DO THIS:
Keep only the lines of the listing that include the word "Kalimantan", and copy them.

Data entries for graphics

--

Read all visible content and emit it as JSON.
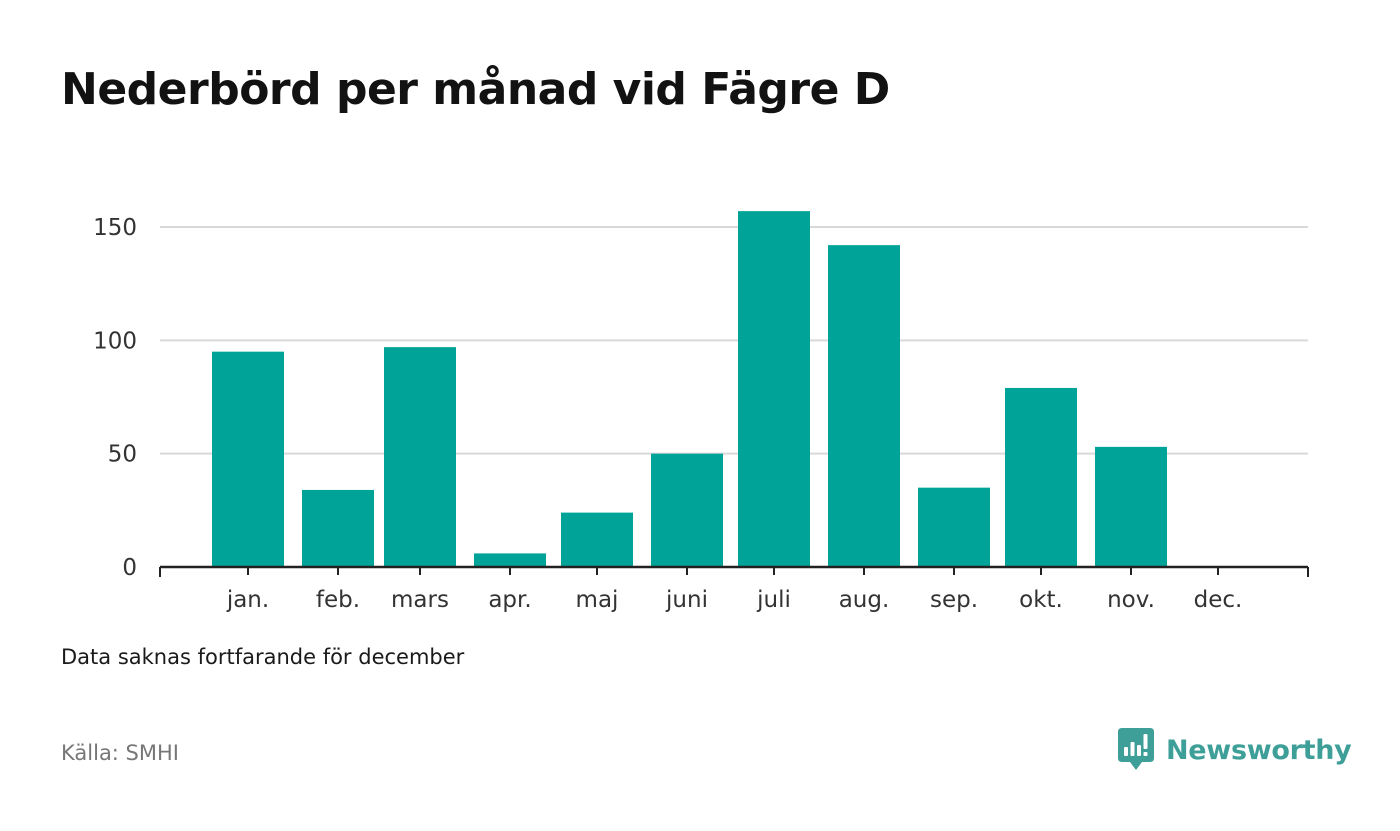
{
  "title": "Nederbörd per månad vid Fägre D",
  "note": "Data saknas fortfarande för december",
  "source": "Källa: SMHI",
  "brand": {
    "name": "Newsworthy",
    "icon": "newsworthy-logo-icon",
    "color": "#3e9f98"
  },
  "colors": {
    "bar": "#00a398",
    "grid": "#d9d9d9",
    "axis": "#222222"
  },
  "chart_data": {
    "type": "bar",
    "categories": [
      "jan.",
      "feb.",
      "mars",
      "apr.",
      "maj",
      "juni",
      "juli",
      "aug.",
      "sep.",
      "okt.",
      "nov.",
      "dec."
    ],
    "values": [
      95,
      34,
      97,
      6,
      24,
      50,
      157,
      142,
      35,
      79,
      53,
      null
    ],
    "title": "Nederbörd per månad vid Fägre D",
    "xlabel": "",
    "ylabel": "",
    "ylim": [
      0,
      150
    ],
    "yticks": [
      0,
      50,
      100,
      150
    ],
    "grid": true,
    "legend": "none"
  }
}
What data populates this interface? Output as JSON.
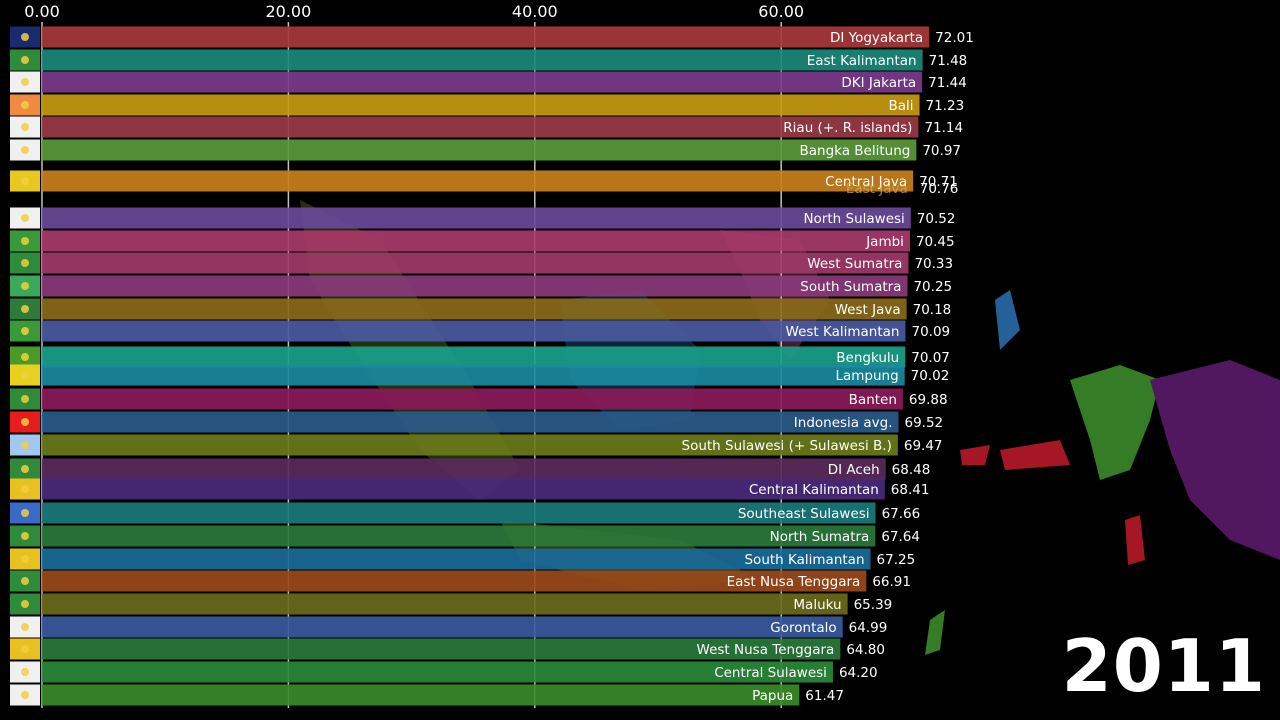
{
  "year": "2011",
  "chart_data": {
    "type": "bar",
    "orientation": "horizontal",
    "xlim": [
      0,
      72
    ],
    "ticks": [
      "0.00",
      "20.00",
      "40.00",
      "60.00"
    ],
    "tick_values": [
      0,
      20,
      40,
      60
    ],
    "grid": true,
    "rows": [
      {
        "name": "DI Yogyakarta",
        "value": 72.01,
        "label": "72.01",
        "color": "#a83a3a",
        "flag_color": "#1a2a6e"
      },
      {
        "name": "East Kalimantan",
        "value": 71.48,
        "label": "71.48",
        "color": "#1a8a7a",
        "flag_color": "#2f8a3a"
      },
      {
        "name": "DKI Jakarta",
        "value": 71.44,
        "label": "71.44",
        "color": "#7b3a8c",
        "flag_color": "#f0f0f0"
      },
      {
        "name": "Bali",
        "value": 71.23,
        "label": "71.23",
        "color": "#c89a10",
        "flag_color": "#f08a40"
      },
      {
        "name": "Riau (+. R. islands)",
        "value": 71.14,
        "label": "71.14",
        "color": "#9a3a48",
        "flag_color": "#f0f0f0"
      },
      {
        "name": "Bangka Belitung",
        "value": 70.97,
        "label": "70.97",
        "color": "#5a9a3a",
        "flag_color": "#f0f0f0"
      },
      {
        "name": "Central Java",
        "value": 70.71,
        "label": "70.71",
        "color": "#c8801a",
        "flag_color": "#e8c820"
      },
      {
        "name": "East Java",
        "value": 70.76,
        "label": "70.76",
        "color": "#c8801a",
        "flag_color": "#2f8a3a",
        "overlap": true
      },
      {
        "name": "North Sulawesi",
        "value": 70.52,
        "label": "70.52",
        "color": "#6a4a9a",
        "flag_color": "#f0f0f0"
      },
      {
        "name": "Jambi",
        "value": 70.45,
        "label": "70.45",
        "color": "#a83a6a",
        "flag_color": "#3a9a3a"
      },
      {
        "name": "West Sumatra",
        "value": 70.33,
        "label": "70.33",
        "color": "#a03a68",
        "flag_color": "#2f8a3a"
      },
      {
        "name": "South Sumatra",
        "value": 70.25,
        "label": "70.25",
        "color": "#8a3a7a",
        "flag_color": "#3aaa5a"
      },
      {
        "name": "West Java",
        "value": 70.18,
        "label": "70.18",
        "color": "#8a6a1a",
        "flag_color": "#2f7a3a"
      },
      {
        "name": "West Kalimantan",
        "value": 70.09,
        "label": "70.09",
        "color": "#4a5aa0",
        "flag_color": "#3a9a3a"
      },
      {
        "name": "Bengkulu",
        "value": 70.07,
        "label": "70.07",
        "color": "#1aa08a",
        "flag_color": "#4a9a2a"
      },
      {
        "name": "Lampung",
        "value": 70.02,
        "label": "70.02",
        "color": "#1a8aa0",
        "flag_color": "#e8d020"
      },
      {
        "name": "Banten",
        "value": 69.88,
        "label": "69.88",
        "color": "#8a1a5a",
        "flag_color": "#2f8a3a"
      },
      {
        "name": "Indonesia avg.",
        "value": 69.52,
        "label": "69.52",
        "color": "#2a5a8a",
        "flag_color": "#e81c1c"
      },
      {
        "name": "South Sulawesi (+ Sulawesi B.)",
        "value": 69.47,
        "label": "69.47",
        "color": "#6a7a1a",
        "flag_color": "#a0c8f0"
      },
      {
        "name": "DI Aceh",
        "value": 68.48,
        "label": "68.48",
        "color": "#5a2a5a",
        "flag_color": "#2f8a3a"
      },
      {
        "name": "Central Kalimantan",
        "value": 68.41,
        "label": "68.41",
        "color": "#4a2a7a",
        "flag_color": "#e8c020"
      },
      {
        "name": "Southeast Sulawesi",
        "value": 67.66,
        "label": "67.66",
        "color": "#1a7a7a",
        "flag_color": "#3a6ac8"
      },
      {
        "name": "North Sumatra",
        "value": 67.64,
        "label": "67.64",
        "color": "#2a7a3a",
        "flag_color": "#2f8a3a"
      },
      {
        "name": "South Kalimantan",
        "value": 67.25,
        "label": "67.25",
        "color": "#1a6a9a",
        "flag_color": "#e8c020"
      },
      {
        "name": "East Nusa Tenggara",
        "value": 66.91,
        "label": "66.91",
        "color": "#9a4a1a",
        "flag_color": "#2f8a3a"
      },
      {
        "name": "Maluku",
        "value": 65.39,
        "label": "65.39",
        "color": "#6a6a1a",
        "flag_color": "#2f8a3a"
      },
      {
        "name": "Gorontalo",
        "value": 64.99,
        "label": "64.99",
        "color": "#3a5aa0",
        "flag_color": "#f0f0f0"
      },
      {
        "name": "West Nusa Tenggara",
        "value": 64.8,
        "label": "64.80",
        "color": "#2a7a3a",
        "flag_color": "#e8c020"
      },
      {
        "name": "Central Sulawesi",
        "value": 64.2,
        "label": "64.20",
        "color": "#2a8a3a",
        "flag_color": "#f0f0f0"
      },
      {
        "name": "Papua",
        "value": 61.47,
        "label": "61.47",
        "color": "#3a8a2a",
        "flag_color": "#f0f0f0"
      }
    ]
  }
}
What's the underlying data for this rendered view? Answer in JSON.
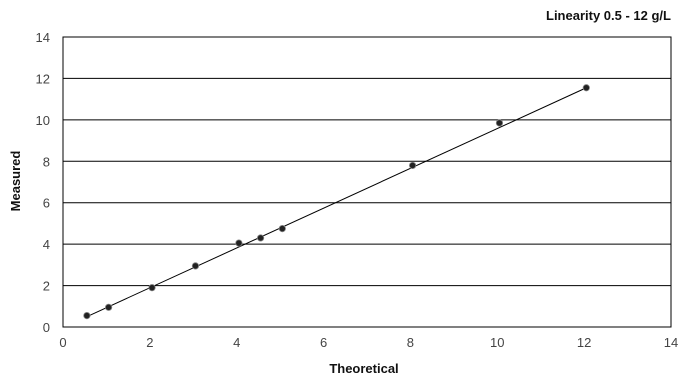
{
  "chart_data": {
    "type": "scatter",
    "title": "Linearity 0.5 - 12 g/L",
    "xlabel": "Theoretical",
    "ylabel": "Measured",
    "xlim": [
      0,
      14
    ],
    "ylim": [
      0,
      14
    ],
    "xticks": [
      "0",
      "2",
      "4",
      "6",
      "8",
      "10",
      "12",
      "14"
    ],
    "yticks": [
      "0",
      "2",
      "4",
      "6",
      "8",
      "10",
      "12",
      "14"
    ],
    "grid": "horizontal",
    "series": [
      {
        "points": [
          {
            "x": 0.55,
            "y": 0.55
          },
          {
            "x": 1.05,
            "y": 0.95
          },
          {
            "x": 2.05,
            "y": 1.9
          },
          {
            "x": 3.05,
            "y": 2.95
          },
          {
            "x": 4.05,
            "y": 4.05
          },
          {
            "x": 4.55,
            "y": 4.3
          },
          {
            "x": 5.05,
            "y": 4.75
          },
          {
            "x": 8.05,
            "y": 7.8
          },
          {
            "x": 10.05,
            "y": 9.85
          },
          {
            "x": 12.05,
            "y": 11.55
          }
        ]
      }
    ],
    "trendline": {
      "x": [
        0.55,
        12.05
      ],
      "y": [
        0.5,
        11.55
      ]
    },
    "colors": {
      "point": "#222222",
      "line": "#000000",
      "grid": "#000000"
    }
  }
}
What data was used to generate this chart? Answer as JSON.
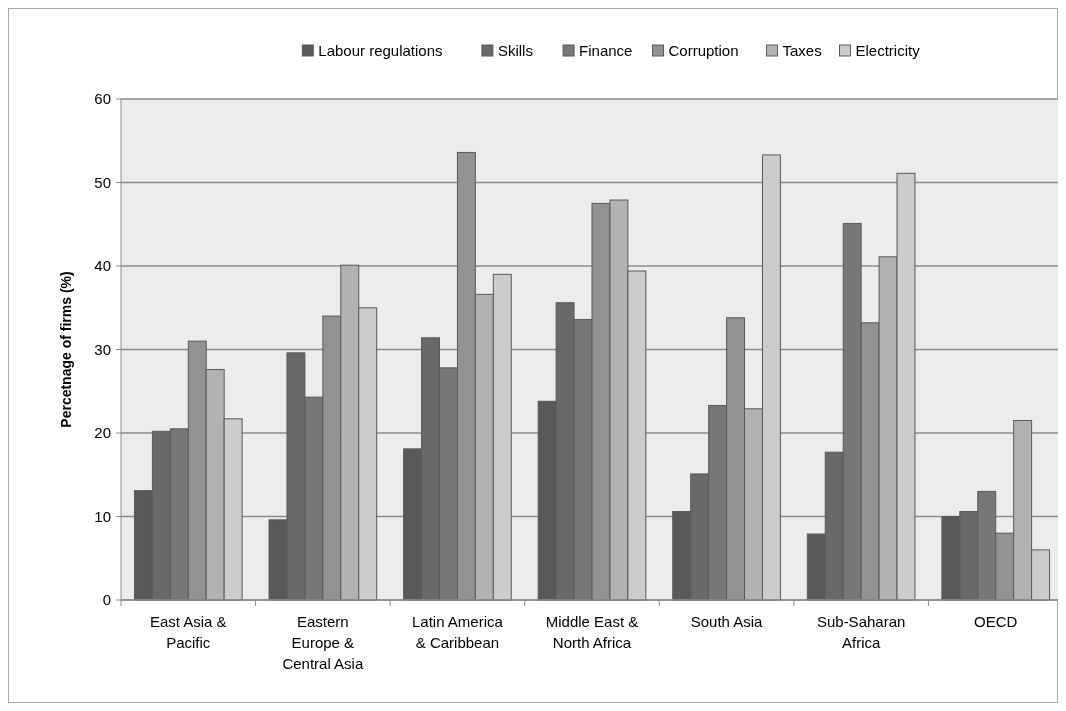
{
  "chart_data": {
    "type": "bar",
    "ylabel": "Percetnage of firms (%)",
    "categories": [
      "East Asia & Pacific",
      "Eastern Europe & Central Asia",
      "Latin America & Caribbean",
      "Middle East & North Africa",
      "South Asia",
      "Sub-Saharan Africa",
      "OECD"
    ],
    "series": [
      {
        "name": "Labour regulations",
        "color": "#595959",
        "values": [
          13.1,
          9.6,
          18.1,
          23.8,
          10.6,
          7.9,
          10
        ]
      },
      {
        "name": "Skills",
        "color": "#696969",
        "values": [
          20.2,
          29.6,
          31.4,
          35.6,
          15.1,
          17.7,
          10.6
        ]
      },
      {
        "name": "Finance",
        "color": "#777777",
        "values": [
          20.5,
          24.3,
          27.8,
          33.6,
          23.3,
          45.1,
          13
        ]
      },
      {
        "name": "Corruption",
        "color": "#929292",
        "values": [
          31,
          34,
          53.6,
          47.5,
          33.8,
          33.2,
          8
        ]
      },
      {
        "name": "Taxes",
        "color": "#b2b2b2",
        "values": [
          27.6,
          40.1,
          36.6,
          47.9,
          22.9,
          41.1,
          21.5
        ]
      },
      {
        "name": "Electricity",
        "color": "#cccccc",
        "values": [
          21.7,
          35,
          39,
          39.4,
          53.3,
          51.1,
          6
        ]
      }
    ],
    "ylim": [
      0,
      60
    ],
    "yticks": [
      0,
      10,
      20,
      30,
      40,
      50,
      60
    ],
    "grid": "y",
    "legend": "top"
  }
}
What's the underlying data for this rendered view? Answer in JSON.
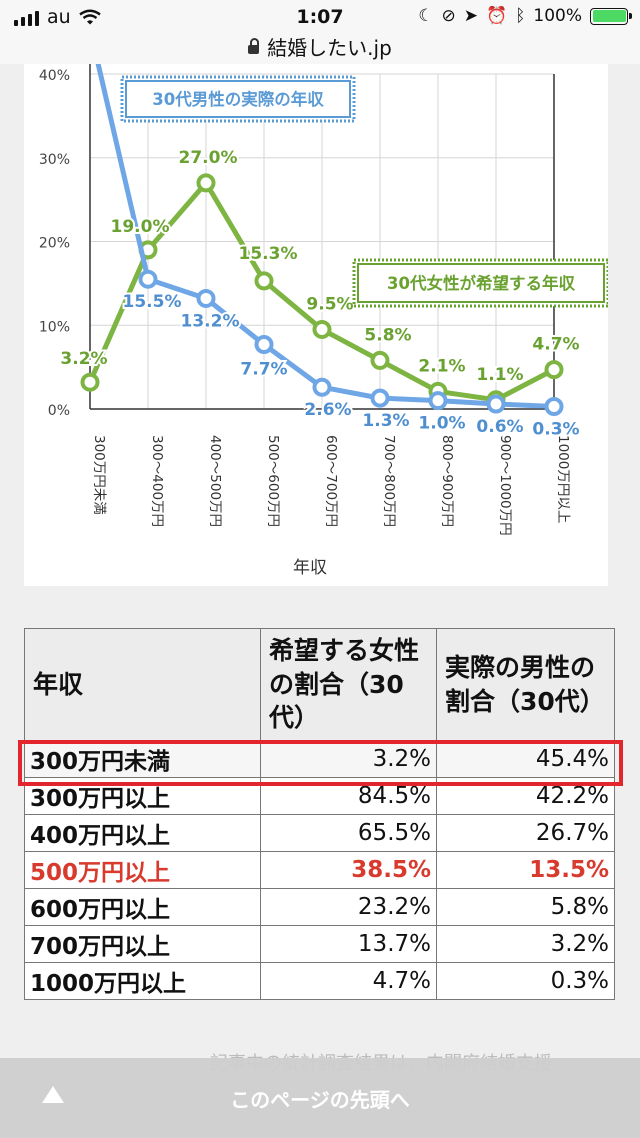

--

OUTPUT FOR THIS EXERCISE:
        "name": "East Kalimantan",
        "name": "West Kalimantan",
        "name": "Central Kalimantan",
        "name": "South Kalimantan",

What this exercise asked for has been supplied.